__Stated task__. Output each entry verbatim and exclude every picture from it.

__Data listing__.
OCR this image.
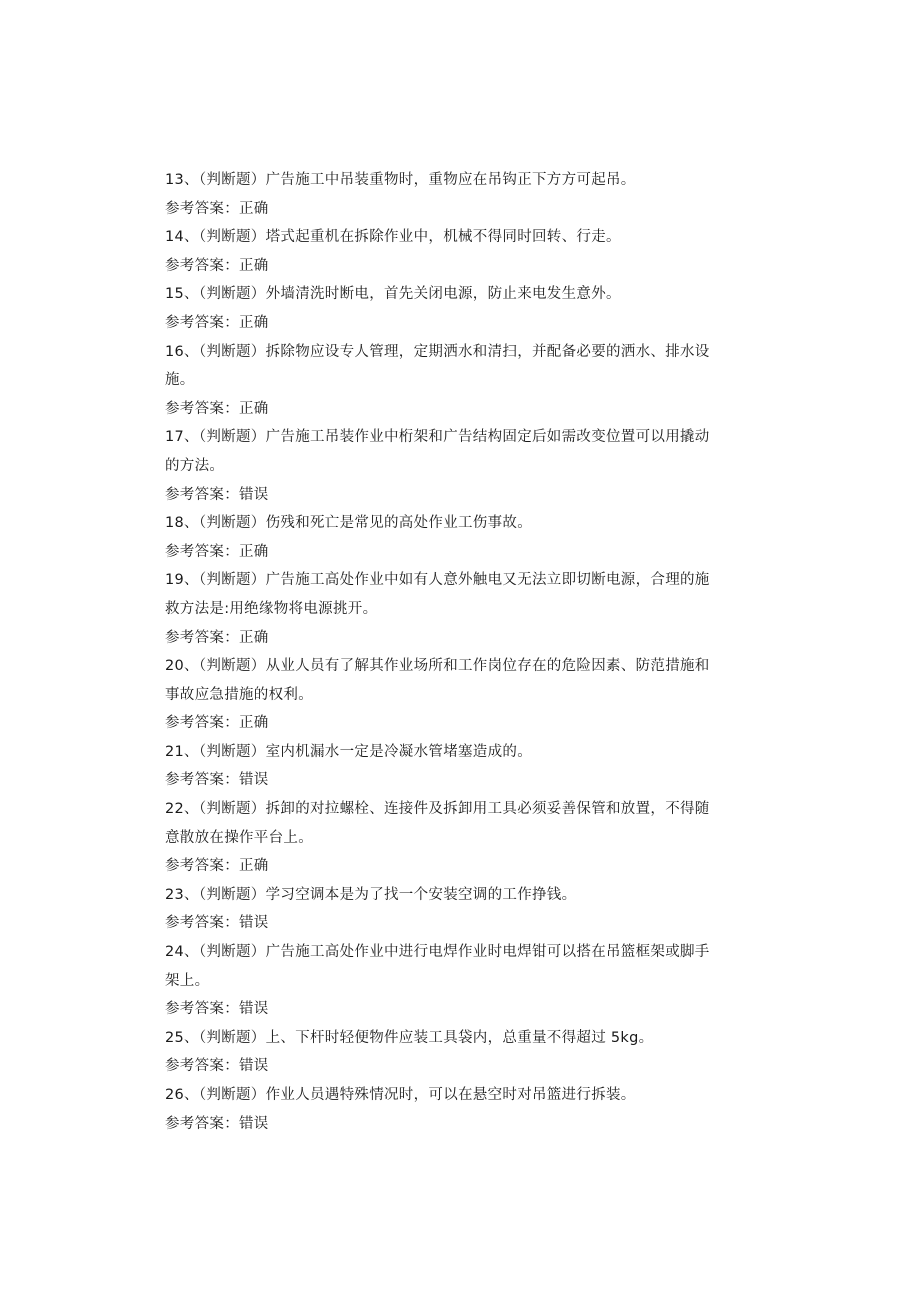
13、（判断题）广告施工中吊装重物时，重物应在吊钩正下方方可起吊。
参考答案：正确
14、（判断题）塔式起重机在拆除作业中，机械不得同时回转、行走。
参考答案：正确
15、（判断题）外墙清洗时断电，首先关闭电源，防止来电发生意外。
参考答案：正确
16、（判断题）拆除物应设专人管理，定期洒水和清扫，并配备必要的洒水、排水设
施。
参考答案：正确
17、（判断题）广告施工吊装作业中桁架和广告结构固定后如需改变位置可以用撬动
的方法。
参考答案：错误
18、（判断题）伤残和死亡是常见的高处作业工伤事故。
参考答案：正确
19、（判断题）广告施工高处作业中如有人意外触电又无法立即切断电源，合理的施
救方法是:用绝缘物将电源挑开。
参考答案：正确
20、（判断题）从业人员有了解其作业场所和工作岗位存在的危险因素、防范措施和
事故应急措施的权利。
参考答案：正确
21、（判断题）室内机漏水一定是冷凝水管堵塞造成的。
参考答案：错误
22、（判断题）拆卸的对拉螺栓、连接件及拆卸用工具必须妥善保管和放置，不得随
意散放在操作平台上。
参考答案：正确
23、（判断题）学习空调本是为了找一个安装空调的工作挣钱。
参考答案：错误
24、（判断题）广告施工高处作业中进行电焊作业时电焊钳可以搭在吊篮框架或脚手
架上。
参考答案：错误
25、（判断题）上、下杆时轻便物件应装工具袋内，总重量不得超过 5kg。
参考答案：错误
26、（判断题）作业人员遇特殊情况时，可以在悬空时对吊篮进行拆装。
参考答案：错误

__Finished task__.
OCR this image.
13、（判断题）广告施工中吊装重物时，重物应在吊钩正下方方可起吊。
参考答案：正确
14、（判断题）塔式起重机在拆除作业中，机械不得同时回转、行走。
参考答案：正确
15、（判断题）外墙清洗时断电，首先关闭电源，防止来电发生意外。
参考答案：正确
16、（判断题）拆除物应设专人管理，定期洒水和清扫，并配备必要的洒水、排水设
施。
参考答案：正确
17、（判断题）广告施工吊装作业中桁架和广告结构固定后如需改变位置可以用撬动
的方法。
参考答案：错误
18、（判断题）伤残和死亡是常见的高处作业工伤事故。
参考答案：正确
19、（判断题）广告施工高处作业中如有人意外触电又无法立即切断电源，合理的施
救方法是:用绝缘物将电源挑开。
参考答案：正确
20、（判断题）从业人员有了解其作业场所和工作岗位存在的危险因素、防范措施和
事故应急措施的权利。
参考答案：正确
21、（判断题）室内机漏水一定是冷凝水管堵塞造成的。
参考答案：错误
22、（判断题）拆卸的对拉螺栓、连接件及拆卸用工具必须妥善保管和放置，不得随
意散放在操作平台上。
参考答案：正确
23、（判断题）学习空调本是为了找一个安装空调的工作挣钱。
参考答案：错误
24、（判断题）广告施工高处作业中进行电焊作业时电焊钳可以搭在吊篮框架或脚手
架上。
参考答案：错误
25、（判断题）上、下杆时轻便物件应装工具袋内，总重量不得超过 5kg。
参考答案：错误
26、（判断题）作业人员遇特殊情况时，可以在悬空时对吊篮进行拆装。
参考答案：错误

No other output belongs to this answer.